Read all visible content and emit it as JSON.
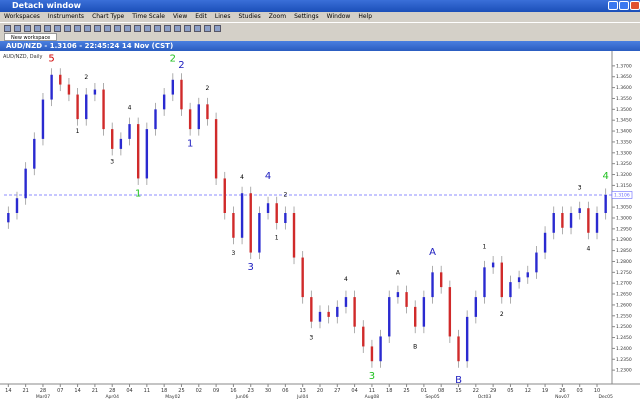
{
  "window": {
    "title": "Detach window"
  },
  "menu": [
    "Workspaces",
    "Instruments",
    "Chart Type",
    "Time Scale",
    "View",
    "Edit",
    "Lines",
    "Studies",
    "Zoom",
    "Settings",
    "Window",
    "Help"
  ],
  "tab": "New workspace",
  "chart_data": {
    "type": "candlestick",
    "title": "AUD/NZD - 1.3106 - 22:45:24  14 Nov (CST)",
    "subtitle": "AUD/NZD, Daily",
    "categories": [
      "14",
      null,
      "21",
      null,
      "28",
      null,
      "07",
      null,
      "14",
      null,
      "21",
      null,
      "28",
      null,
      "04",
      null,
      "11",
      null,
      "18",
      null,
      "25",
      null,
      "02",
      null,
      "09",
      null,
      "16",
      null,
      "23",
      null,
      "30",
      null,
      "06",
      null,
      "13",
      null,
      "20",
      null,
      "27",
      null,
      "04",
      null,
      "11",
      null,
      "18",
      null,
      "25",
      null,
      "01",
      null,
      "08",
      null,
      "15",
      null,
      "22",
      null,
      "29",
      null,
      "05",
      null,
      "12",
      null,
      "19",
      null,
      "26",
      null,
      "03",
      null,
      "10",
      null
    ],
    "month_labels": [
      null,
      null,
      null,
      null,
      "Mar07",
      null,
      null,
      null,
      null,
      null,
      null,
      null,
      "Apr04",
      null,
      null,
      null,
      null,
      null,
      null,
      "May02",
      null,
      null,
      null,
      null,
      null,
      null,
      null,
      "Jun06",
      null,
      null,
      null,
      null,
      null,
      null,
      "Jul04",
      null,
      null,
      null,
      null,
      null,
      null,
      null,
      "Aug08",
      null,
      null,
      null,
      null,
      null,
      null,
      "Sep05",
      null,
      null,
      null,
      null,
      null,
      "Oct03",
      null,
      null,
      null,
      null,
      null,
      null,
      null,
      null,
      "Nov07",
      null,
      null,
      null,
      null,
      "Dec05"
    ],
    "open": [
      1.298,
      1.3023,
      1.3091,
      1.3227,
      1.3364,
      1.3545,
      1.3659,
      1.3614,
      1.3568,
      1.3455,
      1.3568,
      1.3591,
      1.3409,
      1.3318,
      1.3364,
      1.3432,
      1.3182,
      1.3409,
      1.35,
      1.3568,
      1.3636,
      1.35,
      1.3409,
      1.3523,
      1.3455,
      1.3182,
      1.3023,
      1.2909,
      1.3114,
      1.2841,
      1.3023,
      1.3068,
      1.2977,
      1.3023,
      1.2818,
      1.2636,
      1.2523,
      1.2568,
      1.2545,
      1.2591,
      1.2636,
      1.25,
      1.2409,
      1.2341,
      1.2455,
      1.2636,
      1.2659,
      1.2591,
      1.25,
      1.2636,
      1.275,
      1.2682,
      1.2455,
      1.2341,
      1.2545,
      1.2636,
      1.2773,
      1.2795,
      1.2636,
      1.2705,
      1.2727,
      1.275,
      1.2841,
      1.2932,
      1.3023,
      1.2955,
      1.3023,
      1.3045,
      1.2932,
      1.3023
    ],
    "high": [
      1.3053,
      1.3121,
      1.3257,
      1.3394,
      1.3575,
      1.3689,
      1.3689,
      1.3644,
      1.3598,
      1.3598,
      1.3621,
      1.3621,
      1.3439,
      1.3394,
      1.3462,
      1.3462,
      1.3439,
      1.353,
      1.3598,
      1.3666,
      1.3666,
      1.353,
      1.3553,
      1.3553,
      1.3485,
      1.3212,
      1.3053,
      1.3144,
      1.3144,
      1.3053,
      1.3098,
      1.3098,
      1.3053,
      1.3053,
      1.2848,
      1.2666,
      1.2598,
      1.2598,
      1.2621,
      1.2666,
      1.2666,
      1.253,
      1.2439,
      1.2485,
      1.2666,
      1.2689,
      1.2689,
      1.2621,
      1.2666,
      1.278,
      1.278,
      1.2712,
      1.2485,
      1.2575,
      1.2666,
      1.2803,
      1.2825,
      1.2825,
      1.2735,
      1.2757,
      1.278,
      1.2871,
      1.2962,
      1.3053,
      1.3053,
      1.3053,
      1.3075,
      1.3075,
      1.3053,
      1.3136
    ],
    "low": [
      1.295,
      1.2993,
      1.3061,
      1.3197,
      1.3334,
      1.3515,
      1.3584,
      1.3538,
      1.3425,
      1.3425,
      1.3538,
      1.3379,
      1.3288,
      1.3288,
      1.3334,
      1.3152,
      1.3152,
      1.3379,
      1.347,
      1.3538,
      1.347,
      1.3379,
      1.3379,
      1.3425,
      1.3152,
      1.2993,
      1.2879,
      1.2879,
      1.2811,
      1.2811,
      1.2993,
      1.2947,
      1.2947,
      1.2788,
      1.2606,
      1.2493,
      1.2493,
      1.2515,
      1.2515,
      1.2561,
      1.247,
      1.2379,
      1.2311,
      1.2311,
      1.2425,
      1.2606,
      1.2561,
      1.247,
      1.247,
      1.2606,
      1.2652,
      1.2425,
      1.2311,
      1.2311,
      1.2515,
      1.2606,
      1.2743,
      1.2606,
      1.2606,
      1.2675,
      1.2697,
      1.272,
      1.2811,
      1.2902,
      1.2925,
      1.2925,
      1.2993,
      1.2902,
      1.2902,
      1.2993
    ],
    "close": [
      1.3023,
      1.3091,
      1.3227,
      1.3364,
      1.3545,
      1.3659,
      1.3614,
      1.3568,
      1.3455,
      1.3568,
      1.3591,
      1.3409,
      1.3318,
      1.3364,
      1.3432,
      1.3182,
      1.3409,
      1.35,
      1.3568,
      1.3636,
      1.35,
      1.3409,
      1.3523,
      1.3455,
      1.3182,
      1.3023,
      1.2909,
      1.3114,
      1.2841,
      1.3023,
      1.3068,
      1.2977,
      1.3023,
      1.2818,
      1.2636,
      1.2523,
      1.2568,
      1.2545,
      1.2591,
      1.2636,
      1.25,
      1.2409,
      1.2341,
      1.2455,
      1.2636,
      1.2659,
      1.2591,
      1.25,
      1.2636,
      1.275,
      1.2682,
      1.2455,
      1.2341,
      1.2545,
      1.2636,
      1.2773,
      1.2795,
      1.2636,
      1.2705,
      1.2727,
      1.275,
      1.2841,
      1.2932,
      1.3023,
      1.2955,
      1.3023,
      1.3045,
      1.2932,
      1.3023,
      1.3106
    ],
    "up_color": "#2a2ad0",
    "down_color": "#d02a2a",
    "ylim": [
      1.225,
      1.375
    ],
    "yticks": [
      {
        "value": 1.23,
        "label": "1.2300"
      },
      {
        "value": 1.235,
        "label": "1.2350"
      },
      {
        "value": 1.24,
        "label": "1.2400"
      },
      {
        "value": 1.245,
        "label": "1.2450"
      },
      {
        "value": 1.25,
        "label": "1.2500"
      },
      {
        "value": 1.255,
        "label": "1.2550"
      },
      {
        "value": 1.26,
        "label": "1.2600"
      },
      {
        "value": 1.265,
        "label": "1.2650"
      },
      {
        "value": 1.27,
        "label": "1.2700"
      },
      {
        "value": 1.275,
        "label": "1.2750"
      },
      {
        "value": 1.28,
        "label": "1.2800"
      },
      {
        "value": 1.285,
        "label": "1.2850"
      },
      {
        "value": 1.29,
        "label": "1.2900"
      },
      {
        "value": 1.295,
        "label": "1.2950"
      },
      {
        "value": 1.3,
        "label": "1.3000"
      },
      {
        "value": 1.305,
        "label": "1.3050"
      },
      {
        "value": 1.31,
        "label": "1.3100"
      },
      {
        "value": 1.315,
        "label": "1.3150"
      },
      {
        "value": 1.32,
        "label": "1.3200"
      },
      {
        "value": 1.325,
        "label": "1.3250"
      },
      {
        "value": 1.33,
        "label": "1.3300"
      },
      {
        "value": 1.335,
        "label": "1.3350"
      },
      {
        "value": 1.34,
        "label": "1.3400"
      },
      {
        "value": 1.345,
        "label": "1.3450"
      },
      {
        "value": 1.35,
        "label": "1.3500"
      },
      {
        "value": 1.355,
        "label": "1.3550"
      },
      {
        "value": 1.36,
        "label": "1.3600"
      },
      {
        "value": 1.365,
        "label": "1.3650"
      },
      {
        "value": 1.37,
        "label": "1.3700"
      }
    ],
    "price_line": {
      "value": 1.3106,
      "label": "1.3106",
      "color": "#6a6aff"
    },
    "annotations": [
      {
        "text": "5",
        "color": "#d00000",
        "bar": 5,
        "price": 1.372
      },
      {
        "text": "2",
        "color": "#000000",
        "bar": 9,
        "price": 1.364
      },
      {
        "text": "1",
        "color": "#000000",
        "bar": 8,
        "price": 1.339
      },
      {
        "text": "3",
        "color": "#000000",
        "bar": 12,
        "price": 1.325
      },
      {
        "text": "4",
        "color": "#000000",
        "bar": 14,
        "price": 1.35
      },
      {
        "text": "1",
        "color": "#20c020",
        "bar": 15,
        "price": 1.31
      },
      {
        "text": "2",
        "color": "#20c020",
        "bar": 19,
        "price": 1.372
      },
      {
        "text": "2",
        "color": "#2020c0",
        "bar": 20,
        "price": 1.369
      },
      {
        "text": "1",
        "color": "#2020c0",
        "bar": 21,
        "price": 1.333
      },
      {
        "text": "2",
        "color": "#000000",
        "bar": 23,
        "price": 1.359
      },
      {
        "text": "3",
        "color": "#000000",
        "bar": 26,
        "price": 1.283
      },
      {
        "text": "4",
        "color": "#000000",
        "bar": 27,
        "price": 1.318
      },
      {
        "text": "3",
        "color": "#2020c0",
        "bar": 28,
        "price": 1.276
      },
      {
        "text": "4",
        "color": "#2020c0",
        "bar": 30,
        "price": 1.318
      },
      {
        "text": "1",
        "color": "#000000",
        "bar": 31,
        "price": 1.29
      },
      {
        "text": "2",
        "color": "#000000",
        "bar": 32,
        "price": 1.31
      },
      {
        "text": "3",
        "color": "#000000",
        "bar": 35,
        "price": 1.244
      },
      {
        "text": "4",
        "color": "#000000",
        "bar": 39,
        "price": 1.271
      },
      {
        "text": "3",
        "color": "#20c020",
        "bar": 42,
        "price": 1.226
      },
      {
        "text": "A",
        "color": "#000000",
        "bar": 45,
        "price": 1.274
      },
      {
        "text": "B",
        "color": "#000000",
        "bar": 47,
        "price": 1.24
      },
      {
        "text": "A",
        "color": "#2020c0",
        "bar": 49,
        "price": 1.283
      },
      {
        "text": "B",
        "color": "#2020c0",
        "bar": 52,
        "price": 1.224
      },
      {
        "text": "1",
        "color": "#000000",
        "bar": 55,
        "price": 1.286
      },
      {
        "text": "2",
        "color": "#000000",
        "bar": 57,
        "price": 1.255
      },
      {
        "text": "3",
        "color": "#000000",
        "bar": 66,
        "price": 1.313
      },
      {
        "text": "4",
        "color": "#000000",
        "bar": 67,
        "price": 1.285
      },
      {
        "text": "4",
        "color": "#20c020",
        "bar": 69,
        "price": 1.318
      }
    ]
  }
}
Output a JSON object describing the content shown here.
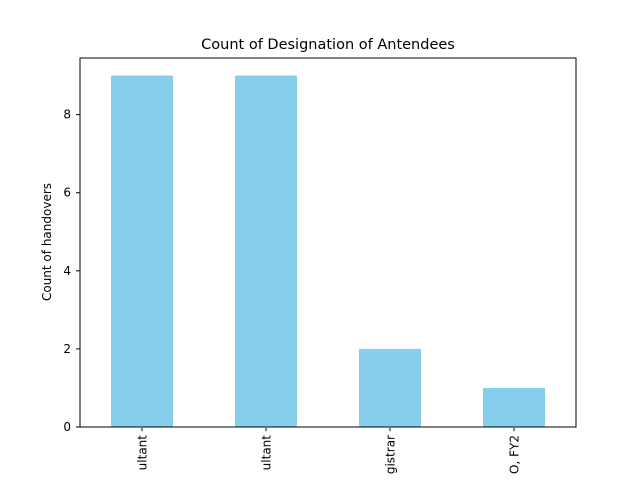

▬▬▬▬▬▬

### WHAT YOU SHOULD DO
Go through the records and gather the lines that hold "content".

### SOLUTION FOR THIS PROBLEM
Read all visible content and emit it as JSON.
Output a JSON object describing the content shown here.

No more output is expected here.